STATED EXERCISE:
Set down every entry again word for word, please, but skip the pictures.

(Items listed in a dataset)
==*==

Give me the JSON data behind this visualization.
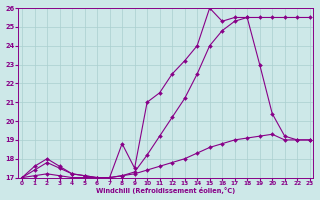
{
  "xlabel": "Windchill (Refroidissement éolien,°C)",
  "bg_color": "#cde8e8",
  "grid_color": "#aacfcf",
  "line_color": "#880088",
  "xlim": [
    0,
    23
  ],
  "ylim": [
    17,
    26
  ],
  "xticks": [
    0,
    1,
    2,
    3,
    4,
    5,
    6,
    7,
    8,
    9,
    10,
    11,
    12,
    13,
    14,
    15,
    16,
    17,
    18,
    19,
    20,
    21,
    22,
    23
  ],
  "yticks": [
    17,
    18,
    19,
    20,
    21,
    22,
    23,
    24,
    25,
    26
  ],
  "line1_x": [
    0,
    1,
    2,
    3,
    4,
    5,
    6,
    7,
    8,
    9,
    10,
    11,
    12,
    13,
    14,
    15,
    16,
    17,
    18,
    19,
    20,
    21,
    22,
    23
  ],
  "line1_y": [
    17.0,
    17.6,
    18.0,
    17.6,
    17.2,
    17.1,
    17.0,
    17.0,
    18.8,
    17.5,
    21.0,
    21.5,
    22.5,
    23.2,
    24.0,
    26.0,
    25.3,
    25.5,
    25.5,
    23.0,
    20.4,
    19.2,
    19.0,
    19.0
  ],
  "line2_x": [
    0,
    1,
    2,
    3,
    4,
    5,
    6,
    7,
    8,
    9,
    10,
    11,
    12,
    13,
    14,
    15,
    16,
    17,
    18,
    19,
    20,
    21,
    22,
    23
  ],
  "line2_y": [
    17.0,
    17.4,
    17.8,
    17.5,
    17.2,
    17.1,
    17.0,
    17.0,
    17.1,
    17.3,
    18.2,
    19.2,
    20.2,
    21.2,
    22.5,
    24.0,
    24.8,
    25.3,
    25.5,
    25.5,
    25.5,
    25.5,
    25.5,
    25.5
  ],
  "line3_x": [
    0,
    1,
    2,
    3,
    4,
    5,
    6,
    7,
    8,
    9,
    10,
    11,
    12,
    13,
    14,
    15,
    16,
    17,
    18,
    19,
    20,
    21,
    22,
    23
  ],
  "line3_y": [
    17.0,
    17.1,
    17.2,
    17.1,
    17.0,
    17.0,
    17.0,
    17.0,
    17.1,
    17.2,
    17.4,
    17.6,
    17.8,
    18.0,
    18.3,
    18.6,
    18.8,
    19.0,
    19.1,
    19.2,
    19.3,
    19.0,
    19.0,
    19.0
  ]
}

==*==

RESULT FOR THIS EXERCISE:
Give me the JSON data behind this visualization.
{
  "xlabel": "Windchill (Refroidissement éolien,°C)",
  "bg_color": "#cde8e8",
  "grid_color": "#aacfcf",
  "line_color": "#880088",
  "xlim": [
    0,
    23
  ],
  "ylim": [
    17,
    26
  ],
  "xticks": [
    0,
    1,
    2,
    3,
    4,
    5,
    6,
    7,
    8,
    9,
    10,
    11,
    12,
    13,
    14,
    15,
    16,
    17,
    18,
    19,
    20,
    21,
    22,
    23
  ],
  "yticks": [
    17,
    18,
    19,
    20,
    21,
    22,
    23,
    24,
    25,
    26
  ],
  "line1_x": [
    0,
    1,
    2,
    3,
    4,
    5,
    6,
    7,
    8,
    9,
    10,
    11,
    12,
    13,
    14,
    15,
    16,
    17,
    18,
    19,
    20,
    21,
    22,
    23
  ],
  "line1_y": [
    17.0,
    17.6,
    18.0,
    17.6,
    17.2,
    17.1,
    17.0,
    17.0,
    18.8,
    17.5,
    21.0,
    21.5,
    22.5,
    23.2,
    24.0,
    26.0,
    25.3,
    25.5,
    25.5,
    23.0,
    20.4,
    19.2,
    19.0,
    19.0
  ],
  "line2_x": [
    0,
    1,
    2,
    3,
    4,
    5,
    6,
    7,
    8,
    9,
    10,
    11,
    12,
    13,
    14,
    15,
    16,
    17,
    18,
    19,
    20,
    21,
    22,
    23
  ],
  "line2_y": [
    17.0,
    17.4,
    17.8,
    17.5,
    17.2,
    17.1,
    17.0,
    17.0,
    17.1,
    17.3,
    18.2,
    19.2,
    20.2,
    21.2,
    22.5,
    24.0,
    24.8,
    25.3,
    25.5,
    25.5,
    25.5,
    25.5,
    25.5,
    25.5
  ],
  "line3_x": [
    0,
    1,
    2,
    3,
    4,
    5,
    6,
    7,
    8,
    9,
    10,
    11,
    12,
    13,
    14,
    15,
    16,
    17,
    18,
    19,
    20,
    21,
    22,
    23
  ],
  "line3_y": [
    17.0,
    17.1,
    17.2,
    17.1,
    17.0,
    17.0,
    17.0,
    17.0,
    17.1,
    17.2,
    17.4,
    17.6,
    17.8,
    18.0,
    18.3,
    18.6,
    18.8,
    19.0,
    19.1,
    19.2,
    19.3,
    19.0,
    19.0,
    19.0
  ]
}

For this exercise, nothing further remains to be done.